-- begin DATA SHOWN --
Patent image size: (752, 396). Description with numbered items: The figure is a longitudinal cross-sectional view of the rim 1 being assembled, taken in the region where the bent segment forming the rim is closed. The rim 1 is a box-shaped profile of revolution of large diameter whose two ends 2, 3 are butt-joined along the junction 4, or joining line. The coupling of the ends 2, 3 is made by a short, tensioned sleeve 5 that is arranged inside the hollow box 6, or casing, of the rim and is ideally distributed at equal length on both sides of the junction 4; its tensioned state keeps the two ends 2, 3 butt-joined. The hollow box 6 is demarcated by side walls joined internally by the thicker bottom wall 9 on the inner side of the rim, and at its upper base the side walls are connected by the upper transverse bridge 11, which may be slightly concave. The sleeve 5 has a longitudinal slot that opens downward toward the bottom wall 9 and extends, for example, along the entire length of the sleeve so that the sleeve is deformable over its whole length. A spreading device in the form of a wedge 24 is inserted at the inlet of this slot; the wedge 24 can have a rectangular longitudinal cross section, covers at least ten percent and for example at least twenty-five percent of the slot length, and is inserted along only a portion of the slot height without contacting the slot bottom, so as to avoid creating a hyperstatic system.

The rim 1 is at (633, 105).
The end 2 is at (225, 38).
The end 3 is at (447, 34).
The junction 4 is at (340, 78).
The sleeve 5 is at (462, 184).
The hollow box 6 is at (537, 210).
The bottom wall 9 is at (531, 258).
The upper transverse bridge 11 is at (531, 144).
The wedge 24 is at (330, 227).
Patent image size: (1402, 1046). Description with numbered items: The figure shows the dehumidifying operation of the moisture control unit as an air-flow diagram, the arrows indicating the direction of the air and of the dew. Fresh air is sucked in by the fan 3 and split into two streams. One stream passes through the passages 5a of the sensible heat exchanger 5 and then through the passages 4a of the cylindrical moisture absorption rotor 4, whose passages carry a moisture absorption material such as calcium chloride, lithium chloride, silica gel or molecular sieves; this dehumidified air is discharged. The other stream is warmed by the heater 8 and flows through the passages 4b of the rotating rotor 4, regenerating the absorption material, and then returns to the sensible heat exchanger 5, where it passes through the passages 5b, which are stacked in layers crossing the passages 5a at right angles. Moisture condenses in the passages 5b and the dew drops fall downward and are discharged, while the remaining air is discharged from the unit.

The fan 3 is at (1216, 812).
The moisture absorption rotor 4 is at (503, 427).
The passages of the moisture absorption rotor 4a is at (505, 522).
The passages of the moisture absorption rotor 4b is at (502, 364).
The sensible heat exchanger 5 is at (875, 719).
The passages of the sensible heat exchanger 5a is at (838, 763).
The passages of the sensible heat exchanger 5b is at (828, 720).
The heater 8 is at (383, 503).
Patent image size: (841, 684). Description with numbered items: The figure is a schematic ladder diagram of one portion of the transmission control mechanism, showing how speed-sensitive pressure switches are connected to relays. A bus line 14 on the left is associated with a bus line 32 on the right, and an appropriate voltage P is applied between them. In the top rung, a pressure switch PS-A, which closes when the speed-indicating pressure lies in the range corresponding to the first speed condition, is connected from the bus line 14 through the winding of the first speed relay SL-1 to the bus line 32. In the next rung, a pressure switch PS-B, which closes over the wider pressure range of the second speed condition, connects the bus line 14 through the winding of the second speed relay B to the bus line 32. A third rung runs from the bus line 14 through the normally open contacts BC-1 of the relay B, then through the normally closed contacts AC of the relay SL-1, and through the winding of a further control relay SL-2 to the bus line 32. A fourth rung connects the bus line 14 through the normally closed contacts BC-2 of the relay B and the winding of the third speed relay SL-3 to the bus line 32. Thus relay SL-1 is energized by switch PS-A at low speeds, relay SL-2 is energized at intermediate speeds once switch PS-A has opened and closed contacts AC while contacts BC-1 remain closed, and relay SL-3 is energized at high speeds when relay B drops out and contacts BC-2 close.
-- end DATA SHOWN --
WORK INSTRUCTIONS ::
Can you reproduce all of the lines above, word for word and in the same order?

RESULT FOR THIS EXERCISE ::
Patent image size: (752, 396). Description with numbered items: The figure is a longitudinal cross-sectional view of the rim 1 being assembled, taken in the region where the bent segment forming the rim is closed. The rim 1 is a box-shaped profile of revolution of large diameter whose two ends 2, 3 are butt-joined along the junction 4, or joining line. The coupling of the ends 2, 3 is made by a short, tensioned sleeve 5 that is arranged inside the hollow box 6, or casing, of the rim and is ideally distributed at equal length on both sides of the junction 4; its tensioned state keeps the two ends 2, 3 butt-joined. The hollow box 6 is demarcated by side walls joined internally by the thicker bottom wall 9 on the inner side of the rim, and at its upper base the side walls are connected by the upper transverse bridge 11, which may be slightly concave. The sleeve 5 has a longitudinal slot that opens downward toward the bottom wall 9 and extends, for example, along the entire length of the sleeve so that the sleeve is deformable over its whole length. A spreading device in the form of a wedge 24 is inserted at the inlet of this slot; the wedge 24 can have a rectangular longitudinal cross section, covers at least ten percent and for example at least twenty-five percent of the slot length, and is inserted along only a portion of the slot height without contacting the slot bottom, so as to avoid creating a hyperstatic system.

The rim 1 is at (633, 105).
The end 2 is at (225, 38).
The end 3 is at (447, 34).
The junction 4 is at (340, 78).
The sleeve 5 is at (462, 184).
The hollow box 6 is at (537, 210).
The bottom wall 9 is at (531, 258).
The upper transverse bridge 11 is at (531, 144).
The wedge 24 is at (330, 227).
Patent image size: (1402, 1046). Description with numbered items: The figure shows the dehumidifying operation of the moisture control unit as an air-flow diagram, the arrows indicating the direction of the air and of the dew. Fresh air is sucked in by the fan 3 and split into two streams. One stream passes through the passages 5a of the sensible heat exchanger 5 and then through the passages 4a of the cylindrical moisture absorption rotor 4, whose passages carry a moisture absorption material such as calcium chloride, lithium chloride, silica gel or molecular sieves; this dehumidified air is discharged. The other stream is warmed by the heater 8 and flows through the passages 4b of the rotating rotor 4, regenerating the absorption material, and then returns to the sensible heat exchanger 5, where it passes through the passages 5b, which are stacked in layers crossing the passages 5a at right angles. Moisture condenses in the passages 5b and the dew drops fall downward and are discharged, while the remaining air is discharged from the unit.

The fan 3 is at (1216, 812).
The moisture absorption rotor 4 is at (503, 427).
The passages of the moisture absorption rotor 4a is at (505, 522).
The passages of the moisture absorption rotor 4b is at (502, 364).
The sensible heat exchanger 5 is at (875, 719).
The passages of the sensible heat exchanger 5a is at (838, 763).
The passages of the sensible heat exchanger 5b is at (828, 720).
The heater 8 is at (383, 503).
Patent image size: (841, 684). Description with numbered items: The figure is a schematic ladder diagram of one portion of the transmission control mechanism, showing how speed-sensitive pressure switches are connected to relays. A bus line 14 on the left is associated with a bus line 32 on the right, and an appropriate voltage P is applied between them. In the top rung, a pressure switch PS-A, which closes when the speed-indicating pressure lies in the range corresponding to the first speed condition, is connected from the bus line 14 through the winding of the first speed relay SL-1 to the bus line 32. In the next rung, a pressure switch PS-B, which closes over the wider pressure range of the second speed condition, connects the bus line 14 through the winding of the second speed relay B to the bus line 32. A third rung runs from the bus line 14 through the normally open contacts BC-1 of the relay B, then through the normally closed contacts AC of the relay SL-1, and through the winding of a further control relay SL-2 to the bus line 32. A fourth rung connects the bus line 14 through the normally closed contacts BC-2 of the relay B and the winding of the third speed relay SL-3 to the bus line 32. Thus relay SL-1 is energized by switch PS-A at low speeds, relay SL-2 is energized at intermediate speeds once switch PS-A has opened and closed contacts AC while contacts BC-1 remain closed, and relay SL-3 is energized at high speeds when relay B drops out and contacts BC-2 close.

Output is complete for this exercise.